- _What is required_:
Every line of the material that follows must be printed again exactly.

- _Stored data_:
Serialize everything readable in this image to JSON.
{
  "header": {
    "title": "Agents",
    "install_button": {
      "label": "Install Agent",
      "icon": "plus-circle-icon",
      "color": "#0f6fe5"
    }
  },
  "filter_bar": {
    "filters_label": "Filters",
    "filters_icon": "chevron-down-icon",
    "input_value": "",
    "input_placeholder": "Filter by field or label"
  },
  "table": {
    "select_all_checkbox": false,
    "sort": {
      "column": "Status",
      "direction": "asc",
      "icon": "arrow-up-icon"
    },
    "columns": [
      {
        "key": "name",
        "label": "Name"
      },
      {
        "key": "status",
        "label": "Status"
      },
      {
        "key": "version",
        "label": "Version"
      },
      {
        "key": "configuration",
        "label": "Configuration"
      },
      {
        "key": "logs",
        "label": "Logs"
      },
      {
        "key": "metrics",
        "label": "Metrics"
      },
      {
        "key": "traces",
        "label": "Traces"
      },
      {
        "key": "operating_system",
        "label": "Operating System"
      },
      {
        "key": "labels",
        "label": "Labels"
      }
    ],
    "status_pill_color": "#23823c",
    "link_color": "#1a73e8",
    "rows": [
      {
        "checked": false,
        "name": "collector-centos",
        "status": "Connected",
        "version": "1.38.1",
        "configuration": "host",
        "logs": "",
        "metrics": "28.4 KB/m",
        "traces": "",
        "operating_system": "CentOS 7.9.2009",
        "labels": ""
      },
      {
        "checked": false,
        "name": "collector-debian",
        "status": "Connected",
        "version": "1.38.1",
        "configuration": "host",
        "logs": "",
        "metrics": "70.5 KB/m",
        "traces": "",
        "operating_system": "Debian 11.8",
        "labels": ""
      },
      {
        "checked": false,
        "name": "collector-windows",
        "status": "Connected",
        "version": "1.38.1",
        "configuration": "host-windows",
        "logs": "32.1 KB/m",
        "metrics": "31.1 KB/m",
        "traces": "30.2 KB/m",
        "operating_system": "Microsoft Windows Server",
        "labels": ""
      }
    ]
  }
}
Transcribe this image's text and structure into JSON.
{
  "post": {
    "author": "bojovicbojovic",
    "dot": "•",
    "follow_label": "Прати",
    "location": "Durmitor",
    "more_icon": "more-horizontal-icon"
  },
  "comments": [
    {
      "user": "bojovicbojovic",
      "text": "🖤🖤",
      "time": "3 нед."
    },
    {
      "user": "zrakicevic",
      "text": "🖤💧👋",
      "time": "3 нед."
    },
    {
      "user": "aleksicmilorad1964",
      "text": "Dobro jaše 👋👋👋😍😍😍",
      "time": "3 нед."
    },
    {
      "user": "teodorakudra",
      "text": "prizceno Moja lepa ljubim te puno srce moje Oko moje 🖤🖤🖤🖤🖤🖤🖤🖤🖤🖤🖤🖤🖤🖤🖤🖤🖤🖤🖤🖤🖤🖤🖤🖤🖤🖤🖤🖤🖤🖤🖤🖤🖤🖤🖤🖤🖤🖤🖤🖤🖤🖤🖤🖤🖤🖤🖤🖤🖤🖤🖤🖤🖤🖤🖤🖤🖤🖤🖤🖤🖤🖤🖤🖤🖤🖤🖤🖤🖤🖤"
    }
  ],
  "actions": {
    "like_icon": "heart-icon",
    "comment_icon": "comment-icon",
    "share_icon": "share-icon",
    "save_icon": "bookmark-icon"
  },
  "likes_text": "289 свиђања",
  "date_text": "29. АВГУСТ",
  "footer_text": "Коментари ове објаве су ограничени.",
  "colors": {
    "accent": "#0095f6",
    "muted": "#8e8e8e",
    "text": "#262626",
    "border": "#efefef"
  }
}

- _Answer to this task_:
Serialize everything readable in this image to JSON.
{
  "header": {
    "title": "Agents",
    "install_button": {
      "label": "Install Agent",
      "icon": "plus-circle-icon",
      "color": "#0f6fe5"
    }
  },
  "filter_bar": {
    "filters_label": "Filters",
    "filters_icon": "chevron-down-icon",
    "input_value": "",
    "input_placeholder": "Filter by field or label"
  },
  "table": {
    "select_all_checkbox": false,
    "sort": {
      "column": "Status",
      "direction": "asc",
      "icon": "arrow-up-icon"
    },
    "columns": [
      {
        "key": "name",
        "label": "Name"
      },
      {
        "key": "status",
        "label": "Status"
      },
      {
        "key": "version",
        "label": "Version"
      },
      {
        "key": "configuration",
        "label": "Configuration"
      },
      {
        "key": "logs",
        "label": "Logs"
      },
      {
        "key": "metrics",
        "label": "Metrics"
      },
      {
        "key": "traces",
        "label": "Traces"
      },
      {
        "key": "operating_system",
        "label": "Operating System"
      },
      {
        "key": "labels",
        "label": "Labels"
      }
    ],
    "status_pill_color": "#23823c",
    "link_color": "#1a73e8",
    "rows": [
      {
        "checked": false,
        "name": "collector-centos",
        "status": "Connected",
        "version": "1.38.1",
        "configuration": "host",
        "logs": "",
        "metrics": "28.4 KB/m",
        "traces": "",
        "operating_system": "CentOS 7.9.2009",
        "labels": ""
      },
      {
        "checked": false,
        "name": "collector-debian",
        "status": "Connected",
        "version": "1.38.1",
        "configuration": "host",
        "logs": "",
        "metrics": "70.5 KB/m",
        "traces": "",
        "operating_system": "Debian 11.8",
        "labels": ""
      },
      {
        "checked": false,
        "name": "collector-windows",
        "status": "Connected",
        "version": "1.38.1",
        "configuration": "host-windows",
        "logs": "32.1 KB/m",
        "metrics": "31.1 KB/m",
        "traces": "30.2 KB/m",
        "operating_system": "Microsoft Windows Server",
        "labels": ""
      }
    ]
  }
}
Transcribe this image's text and structure into JSON.
{
  "post": {
    "author": "bojovicbojovic",
    "dot": "•",
    "follow_label": "Прати",
    "location": "Durmitor",
    "more_icon": "more-horizontal-icon"
  },
  "comments": [
    {
      "user": "bojovicbojovic",
      "text": "🖤🖤",
      "time": "3 нед."
    },
    {
      "user": "zrakicevic",
      "text": "🖤💧👋",
      "time": "3 нед."
    },
    {
      "user": "aleksicmilorad1964",
      "text": "Dobro jaše 👋👋👋😍😍😍",
      "time": "3 нед."
    },
    {
      "user": "teodorakudra",
      "text": "prizceno Moja lepa ljubim te puno srce moje Oko moje 🖤🖤🖤🖤🖤🖤🖤🖤🖤🖤🖤🖤🖤🖤🖤🖤🖤🖤🖤🖤🖤🖤🖤🖤🖤🖤🖤🖤🖤🖤🖤🖤🖤🖤🖤🖤🖤🖤🖤🖤🖤🖤🖤🖤🖤🖤🖤🖤🖤🖤🖤🖤🖤🖤🖤🖤🖤🖤🖤🖤🖤🖤🖤🖤🖤🖤🖤🖤🖤🖤"
    }
  ],
  "actions": {
    "like_icon": "heart-icon",
    "comment_icon": "comment-icon",
    "share_icon": "share-icon",
    "save_icon": "bookmark-icon"
  },
  "likes_text": "289 свиђања",
  "date_text": "29. АВГУСТ",
  "footer_text": "Коментари ове објаве су ограничени.",
  "colors": {
    "accent": "#0095f6",
    "muted": "#8e8e8e",
    "text": "#262626",
    "border": "#efefef"
  }
}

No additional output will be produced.